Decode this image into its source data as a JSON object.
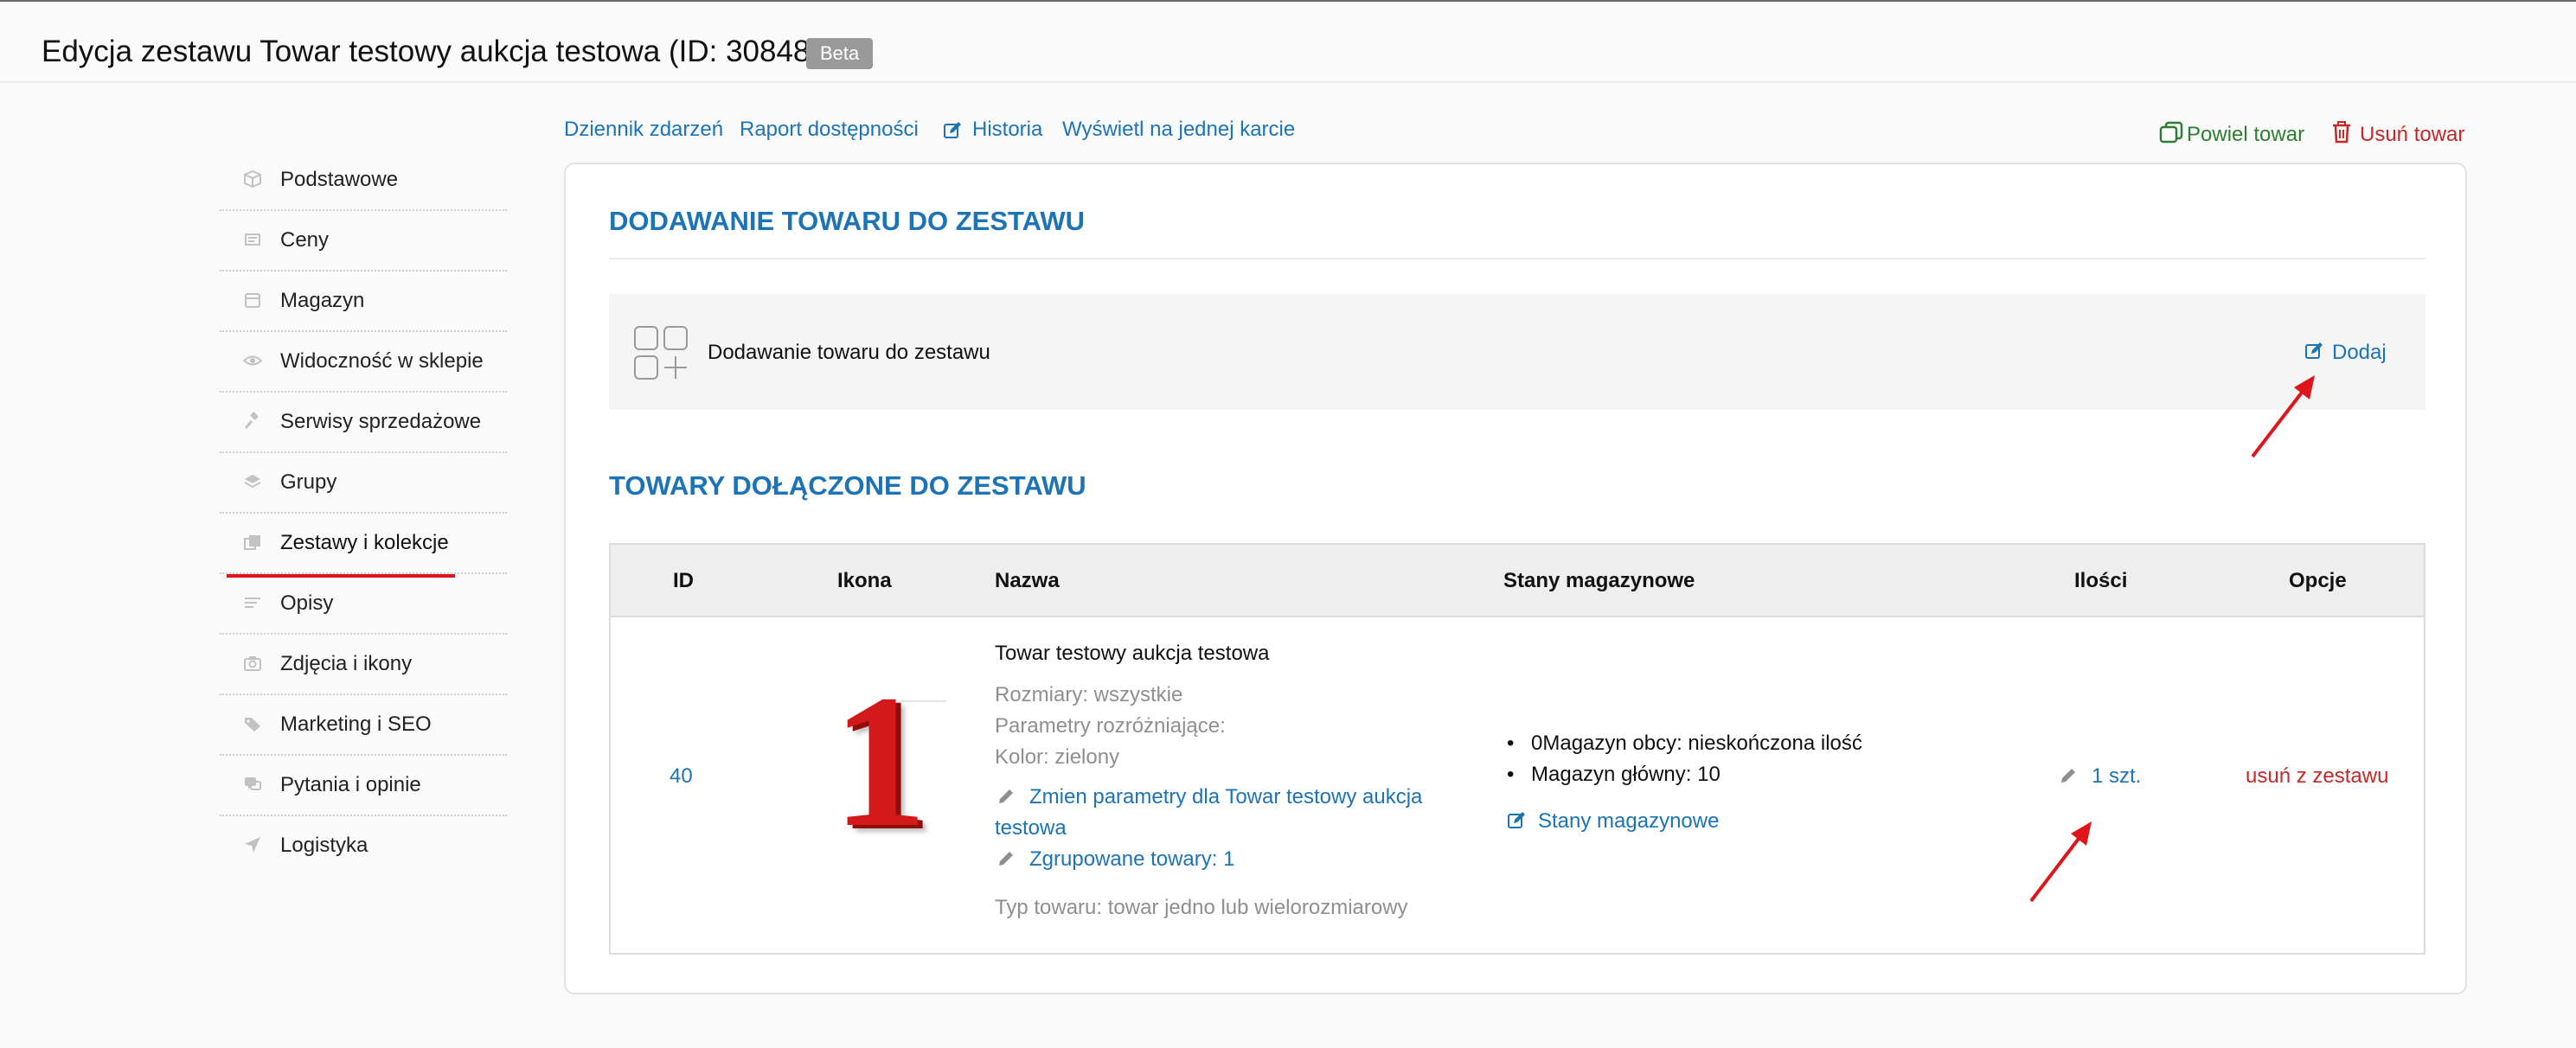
{
  "header": {
    "title": "Edycja zestawu Towar testowy aukcja testowa (ID: 30848)",
    "badge": "Beta"
  },
  "sidebar": {
    "items": [
      {
        "label": "Podstawowe",
        "icon": "cube-icon"
      },
      {
        "label": "Ceny",
        "icon": "price-icon"
      },
      {
        "label": "Magazyn",
        "icon": "box-icon"
      },
      {
        "label": "Widoczność w sklepie",
        "icon": "eye-icon"
      },
      {
        "label": "Serwisy sprzedażowe",
        "icon": "gavel-icon"
      },
      {
        "label": "Grupy",
        "icon": "layers-icon"
      },
      {
        "label": "Zestawy i kolekcje",
        "icon": "sets-icon",
        "active": true
      },
      {
        "label": "Opisy",
        "icon": "description-icon"
      },
      {
        "label": "Zdjęcia i ikony",
        "icon": "camera-icon"
      },
      {
        "label": "Marketing i SEO",
        "icon": "tags-icon"
      },
      {
        "label": "Pytania i opinie",
        "icon": "comments-icon"
      },
      {
        "label": "Logistyka",
        "icon": "send-icon"
      }
    ]
  },
  "toolbar": {
    "events_log": "Dziennik zdarzeń",
    "availability_report": "Raport dostępności",
    "history": "Historia",
    "single_card": "Wyświetl na jednej karcie",
    "duplicate": "Powiel towar",
    "delete": "Usuń towar"
  },
  "add_section": {
    "title": "DODAWANIE TOWARU DO ZESTAWU",
    "row_label": "Dodawanie towaru do zestawu",
    "add_button": "Dodaj"
  },
  "included_section": {
    "title": "TOWARY DOŁĄCZONE DO ZESTAWU",
    "columns": [
      "ID",
      "Ikona",
      "Nazwa",
      "Stany magazynowe",
      "Ilości",
      "Opcje"
    ],
    "rows": [
      {
        "id": "40",
        "icon_glyph": "1",
        "name": "Towar testowy aukcja testowa",
        "sizes": "Rozmiary: wszystkie",
        "params": "Parametry rozróżniające:",
        "color": "Kolor: zielony",
        "change_params_line1": "Zmien parametry dla Towar testowy aukcja",
        "change_params_line2": "testowa",
        "grouped": "Zgrupowane towary: 1",
        "type": "Typ towaru: towar jedno lub wielorozmiarowy",
        "stock": [
          "0Magazyn obcy: nieskończona ilość",
          "Magazyn główny: 10"
        ],
        "stock_link": "Stany magazynowe",
        "quantity": "1 szt.",
        "remove": "usuń z zestawu"
      }
    ]
  },
  "colors": {
    "link_blue": "#1c73b5",
    "danger_red": "#c62828",
    "success_green": "#2e7d32",
    "annotation_red": "#e0151c"
  }
}
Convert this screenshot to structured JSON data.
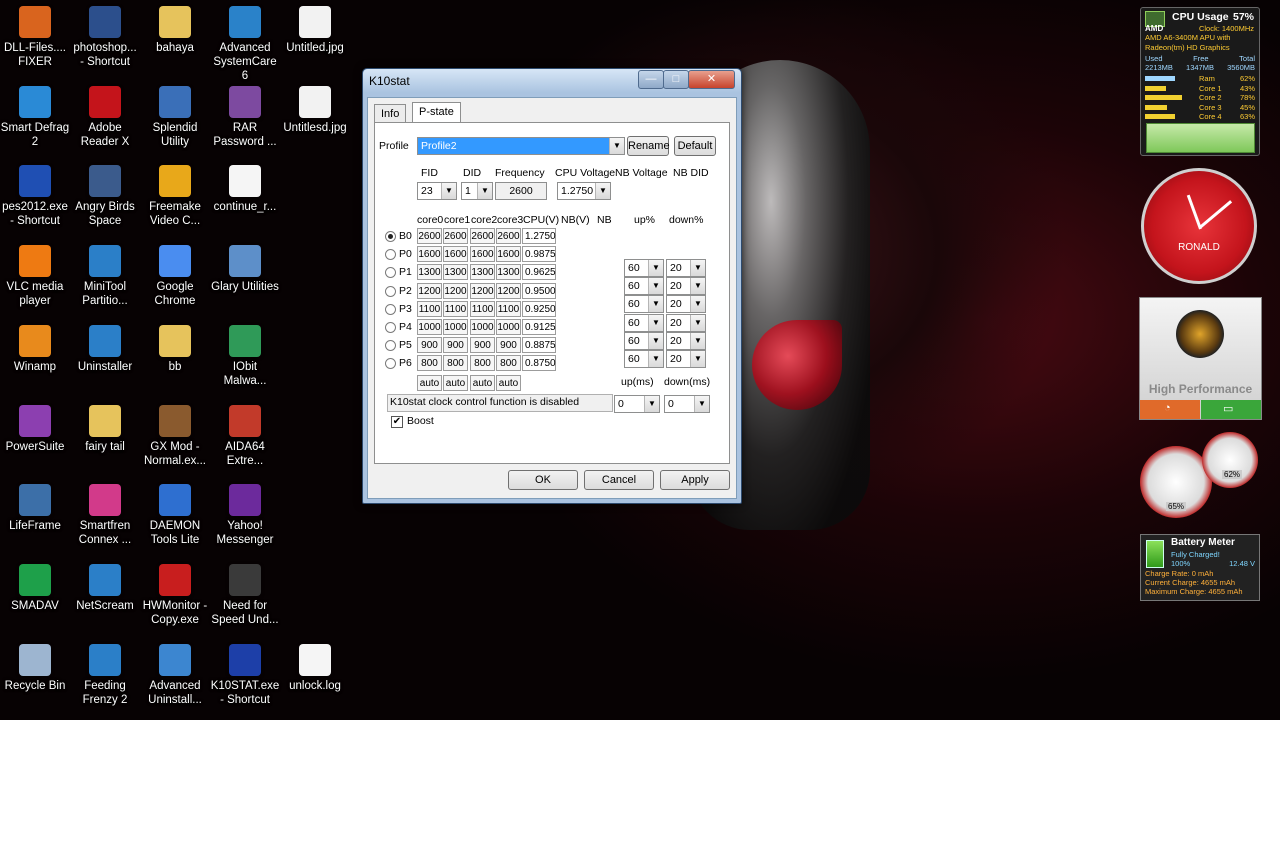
{
  "desktop_icons": [
    {
      "label": "DLL-Files.... FIXER",
      "icon": "dll-fixer-icon",
      "color": "#d9641e"
    },
    {
      "label": "photoshop... - Shortcut",
      "icon": "photoshop-icon",
      "color": "#2c4f8c"
    },
    {
      "label": "bahaya",
      "icon": "folder-icon",
      "color": "#e6c35c"
    },
    {
      "label": "Advanced SystemCare 6",
      "icon": "systemcare-icon",
      "color": "#2a82c9"
    },
    {
      "label": "Untitled.jpg",
      "icon": "image-file-icon",
      "color": "#f2f2f2"
    },
    {
      "label": "Smart Defrag 2",
      "icon": "smart-defrag-icon",
      "color": "#2a8ad6"
    },
    {
      "label": "Adobe Reader X",
      "icon": "adobe-reader-icon",
      "color": "#c4141b"
    },
    {
      "label": "Splendid Utility",
      "icon": "splendid-icon",
      "color": "#3a6fb8"
    },
    {
      "label": "RAR Password ...",
      "icon": "rar-password-icon",
      "color": "#7d4aa0"
    },
    {
      "label": "Untitlesd.jpg",
      "icon": "image-file-icon",
      "color": "#f2f2f2"
    },
    {
      "label": "pes2012.exe - Shortcut",
      "icon": "pes-icon",
      "color": "#1f4fb3"
    },
    {
      "label": "Angry Birds Space",
      "icon": "angry-birds-icon",
      "color": "#3b5b8c"
    },
    {
      "label": "Freemake Video C...",
      "icon": "freemake-icon",
      "color": "#e8a81a"
    },
    {
      "label": "continue_r...",
      "icon": "document-icon",
      "color": "#f5f5f5"
    },
    {
      "label": "VLC media player",
      "icon": "vlc-icon",
      "color": "#ee7a12"
    },
    {
      "label": "MiniTool Partitio...",
      "icon": "minitool-icon",
      "color": "#2b7fc8"
    },
    {
      "label": "Google Chrome",
      "icon": "chrome-icon",
      "color": "#4a8df0"
    },
    {
      "label": "Glary Utilities",
      "icon": "glary-icon",
      "color": "#5d8fc9"
    },
    {
      "label": "Winamp",
      "icon": "winamp-icon",
      "color": "#e88a1c"
    },
    {
      "label": "Uninstaller",
      "icon": "uninstaller-icon",
      "color": "#2b7fc8"
    },
    {
      "label": "bb",
      "icon": "folder-icon",
      "color": "#e6c35c"
    },
    {
      "label": "IObit Malwa...",
      "icon": "iobit-icon",
      "color": "#2f9a58"
    },
    {
      "label": "PowerSuite",
      "icon": "powersuite-icon",
      "color": "#8c3fb0"
    },
    {
      "label": "fairy tail",
      "icon": "folder-icon",
      "color": "#e6c35c"
    },
    {
      "label": "GX Mod - Normal.ex...",
      "icon": "gx-mod-icon",
      "color": "#8a5a2e"
    },
    {
      "label": "AIDA64 Extre...",
      "icon": "aida64-icon",
      "color": "#c23a2a"
    },
    {
      "label": "LifeFrame",
      "icon": "lifeframe-icon",
      "color": "#3c6fa8"
    },
    {
      "label": "Smartfren Connex ...",
      "icon": "smartfren-icon",
      "color": "#d23a8a"
    },
    {
      "label": "DAEMON Tools Lite",
      "icon": "daemon-tools-icon",
      "color": "#2e6fd0"
    },
    {
      "label": "Yahoo! Messenger",
      "icon": "yahoo-icon",
      "color": "#6c2a9c"
    },
    {
      "label": "SMADAV",
      "icon": "smadav-icon",
      "color": "#1ea04a"
    },
    {
      "label": "NetScream",
      "icon": "netscream-icon",
      "color": "#2b7fc8"
    },
    {
      "label": "HWMonitor - Copy.exe",
      "icon": "hwmonitor-icon",
      "color": "#c81e1e"
    },
    {
      "label": "Need for Speed Und...",
      "icon": "nfs-icon",
      "color": "#3a3a3a"
    },
    {
      "label": "Recycle Bin",
      "icon": "recycle-bin-icon",
      "color": "#9db5d0"
    },
    {
      "label": "Feeding Frenzy 2",
      "icon": "feeding-frenzy-icon",
      "color": "#2b7fc8"
    },
    {
      "label": "Advanced Uninstall...",
      "icon": "adv-uninstall-icon",
      "color": "#3c86d0"
    },
    {
      "label": "K10STAT.exe - Shortcut",
      "icon": "k10stat-icon",
      "color": "#1d3fa8"
    },
    {
      "label": "unlock.log",
      "icon": "document-icon",
      "color": "#f5f5f5"
    }
  ],
  "window": {
    "title": "K10stat",
    "minimize": "—",
    "maximize": "□",
    "close": "✕",
    "tabs": [
      "Info",
      "P-state"
    ],
    "active_tab": "P-state",
    "profile_label": "Profile",
    "profile_value": "Profile2",
    "rename_label": "Rename",
    "default_label": "Default",
    "fid_header": "FID",
    "did_header": "DID",
    "freq_header": "Frequency",
    "cpuv_header": "CPU Voltage",
    "nbv_header": "NB Voltage",
    "nbdid_header": "NB DID",
    "fid_value": "23",
    "did_value": "1",
    "freq_value": "2600",
    "cpuv_value": "1.2750",
    "col_headers": [
      "core0",
      "core1",
      "core2",
      "core3",
      "CPU(V)",
      "NB(V)",
      "NB",
      "up%",
      "down%"
    ],
    "pstates": [
      {
        "name": "B0",
        "cores": [
          "2600",
          "2600",
          "2600",
          "2600"
        ],
        "cpuv": "1.2750",
        "selected": true
      },
      {
        "name": "P0",
        "cores": [
          "1600",
          "1600",
          "1600",
          "1600"
        ],
        "cpuv": "0.9875"
      },
      {
        "name": "P1",
        "cores": [
          "1300",
          "1300",
          "1300",
          "1300"
        ],
        "cpuv": "0.9625"
      },
      {
        "name": "P2",
        "cores": [
          "1200",
          "1200",
          "1200",
          "1200"
        ],
        "cpuv": "0.9500"
      },
      {
        "name": "P3",
        "cores": [
          "1100",
          "1100",
          "1100",
          "1100"
        ],
        "cpuv": "0.9250"
      },
      {
        "name": "P4",
        "cores": [
          "1000",
          "1000",
          "1000",
          "1000"
        ],
        "cpuv": "0.9125"
      },
      {
        "name": "P5",
        "cores": [
          "900",
          "900",
          "900",
          "900"
        ],
        "cpuv": "0.8875"
      },
      {
        "name": "P6",
        "cores": [
          "800",
          "800",
          "800",
          "800"
        ],
        "cpuv": "0.8750"
      }
    ],
    "auto_values": [
      "auto",
      "auto",
      "auto",
      "auto"
    ],
    "thresholds": [
      {
        "up": "60",
        "down": "20"
      },
      {
        "up": "60",
        "down": "20"
      },
      {
        "up": "60",
        "down": "20"
      },
      {
        "up": "60",
        "down": "20"
      },
      {
        "up": "60",
        "down": "20"
      },
      {
        "up": "60",
        "down": "20"
      }
    ],
    "upms_label": "up(ms)",
    "downms_label": "down(ms)",
    "upms_value": "0",
    "downms_value": "0",
    "status_text": "K10stat clock control function is disabled",
    "boost_label": "Boost",
    "boost_checked": true,
    "ok_label": "OK",
    "cancel_label": "Cancel",
    "apply_label": "Apply"
  },
  "cpu_gadget": {
    "title": "CPU Usage",
    "usage": "57%",
    "brand": "AMD",
    "clock": "Clock: 1400MHz",
    "cpu_name": "AMD A6-3400M APU with Radeon(tm) HD Graphics",
    "mem_headers": [
      "Used",
      "Free",
      "Total"
    ],
    "mem_values": [
      "2213MB",
      "1347MB",
      "3560MB"
    ],
    "rows": [
      {
        "label": "Ram",
        "value": "62%",
        "fill": 0.62
      },
      {
        "label": "Core 1",
        "value": "43%",
        "fill": 0.43
      },
      {
        "label": "Core 2",
        "value": "78%",
        "fill": 0.78
      },
      {
        "label": "Core 3",
        "value": "45%",
        "fill": 0.45
      },
      {
        "label": "Core 4",
        "value": "63%",
        "fill": 0.63
      }
    ]
  },
  "clock_gadget": {
    "label": "RONALD"
  },
  "power_gadget": {
    "label": "High Performance"
  },
  "meter_gadget": {
    "cpu": "65%",
    "ram": "62%"
  },
  "battery_gadget": {
    "title": "Battery Meter",
    "status": "Fully Charged!",
    "percent": "100%",
    "voltage": "12.48 V",
    "charge_rate": "Charge Rate: 0 mAh",
    "current_charge": "Current Charge: 4655 mAh",
    "max_charge": "Maximum Charge: 4655 mAh"
  }
}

Exercise objective:
Show every line that contains the word "fill".

Answer to this task:
        "fill": 0.62
        "fill": 0.43
        "fill": 0.78
        "fill": 0.45
        "fill": 0.63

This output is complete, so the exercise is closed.